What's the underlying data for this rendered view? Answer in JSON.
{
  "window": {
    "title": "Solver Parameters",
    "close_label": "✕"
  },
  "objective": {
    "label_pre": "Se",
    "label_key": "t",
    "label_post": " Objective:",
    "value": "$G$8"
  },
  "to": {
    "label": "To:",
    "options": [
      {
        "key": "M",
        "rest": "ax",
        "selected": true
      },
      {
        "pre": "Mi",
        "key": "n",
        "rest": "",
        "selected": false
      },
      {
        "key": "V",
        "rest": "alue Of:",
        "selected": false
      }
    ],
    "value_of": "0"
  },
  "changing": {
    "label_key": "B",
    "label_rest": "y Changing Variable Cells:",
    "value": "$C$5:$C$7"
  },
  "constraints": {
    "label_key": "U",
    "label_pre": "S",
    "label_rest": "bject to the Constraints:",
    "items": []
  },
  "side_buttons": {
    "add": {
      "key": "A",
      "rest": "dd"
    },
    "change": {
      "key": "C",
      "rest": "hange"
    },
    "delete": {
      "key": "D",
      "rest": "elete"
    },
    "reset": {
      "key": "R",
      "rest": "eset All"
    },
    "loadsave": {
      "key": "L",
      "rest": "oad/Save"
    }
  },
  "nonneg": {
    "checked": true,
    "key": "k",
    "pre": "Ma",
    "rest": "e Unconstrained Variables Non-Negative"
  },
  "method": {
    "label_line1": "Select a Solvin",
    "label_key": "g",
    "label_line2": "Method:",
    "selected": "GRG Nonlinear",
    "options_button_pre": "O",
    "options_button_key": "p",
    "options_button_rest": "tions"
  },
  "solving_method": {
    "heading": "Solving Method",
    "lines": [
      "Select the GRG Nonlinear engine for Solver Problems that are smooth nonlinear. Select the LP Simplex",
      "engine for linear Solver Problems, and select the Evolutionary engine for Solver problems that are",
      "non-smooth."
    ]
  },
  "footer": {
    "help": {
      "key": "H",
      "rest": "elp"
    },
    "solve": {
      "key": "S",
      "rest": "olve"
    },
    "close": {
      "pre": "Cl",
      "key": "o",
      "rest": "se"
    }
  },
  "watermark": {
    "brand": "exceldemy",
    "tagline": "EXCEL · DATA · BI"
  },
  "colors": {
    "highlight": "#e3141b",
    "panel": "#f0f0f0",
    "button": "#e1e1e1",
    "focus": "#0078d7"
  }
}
┄┄┄┄┄┄┄┄┄┄
• _Try it_:
Give back each entry above precisely as it was written.

• _Expected answer_:
What's the underlying data for this rendered view? Answer in JSON.
{
  "window": {
    "title": "Solver Parameters",
    "close_label": "✕"
  },
  "objective": {
    "label_pre": "Se",
    "label_key": "t",
    "label_post": " Objective:",
    "value": "$G$8"
  },
  "to": {
    "label": "To:",
    "options": [
      {
        "key": "M",
        "rest": "ax",
        "selected": true
      },
      {
        "pre": "Mi",
        "key": "n",
        "rest": "",
        "selected": false
      },
      {
        "key": "V",
        "rest": "alue Of:",
        "selected": false
      }
    ],
    "value_of": "0"
  },
  "changing": {
    "label_key": "B",
    "label_rest": "y Changing Variable Cells:",
    "value": "$C$5:$C$7"
  },
  "constraints": {
    "label_key": "U",
    "label_pre": "S",
    "label_rest": "bject to the Constraints:",
    "items": []
  },
  "side_buttons": {
    "add": {
      "key": "A",
      "rest": "dd"
    },
    "change": {
      "key": "C",
      "rest": "hange"
    },
    "delete": {
      "key": "D",
      "rest": "elete"
    },
    "reset": {
      "key": "R",
      "rest": "eset All"
    },
    "loadsave": {
      "key": "L",
      "rest": "oad/Save"
    }
  },
  "nonneg": {
    "checked": true,
    "key": "k",
    "pre": "Ma",
    "rest": "e Unconstrained Variables Non-Negative"
  },
  "method": {
    "label_line1": "Select a Solvin",
    "label_key": "g",
    "label_line2": "Method:",
    "selected": "GRG Nonlinear",
    "options_button_pre": "O",
    "options_button_key": "p",
    "options_button_rest": "tions"
  },
  "solving_method": {
    "heading": "Solving Method",
    "lines": [
      "Select the GRG Nonlinear engine for Solver Problems that are smooth nonlinear. Select the LP Simplex",
      "engine for linear Solver Problems, and select the Evolutionary engine for Solver problems that are",
      "non-smooth."
    ]
  },
  "footer": {
    "help": {
      "key": "H",
      "rest": "elp"
    },
    "solve": {
      "key": "S",
      "rest": "olve"
    },
    "close": {
      "pre": "Cl",
      "key": "o",
      "rest": "se"
    }
  },
  "watermark": {
    "brand": "exceldemy",
    "tagline": "EXCEL · DATA · BI"
  },
  "colors": {
    "highlight": "#e3141b",
    "panel": "#f0f0f0",
    "button": "#e1e1e1",
    "focus": "#0078d7"
  }
}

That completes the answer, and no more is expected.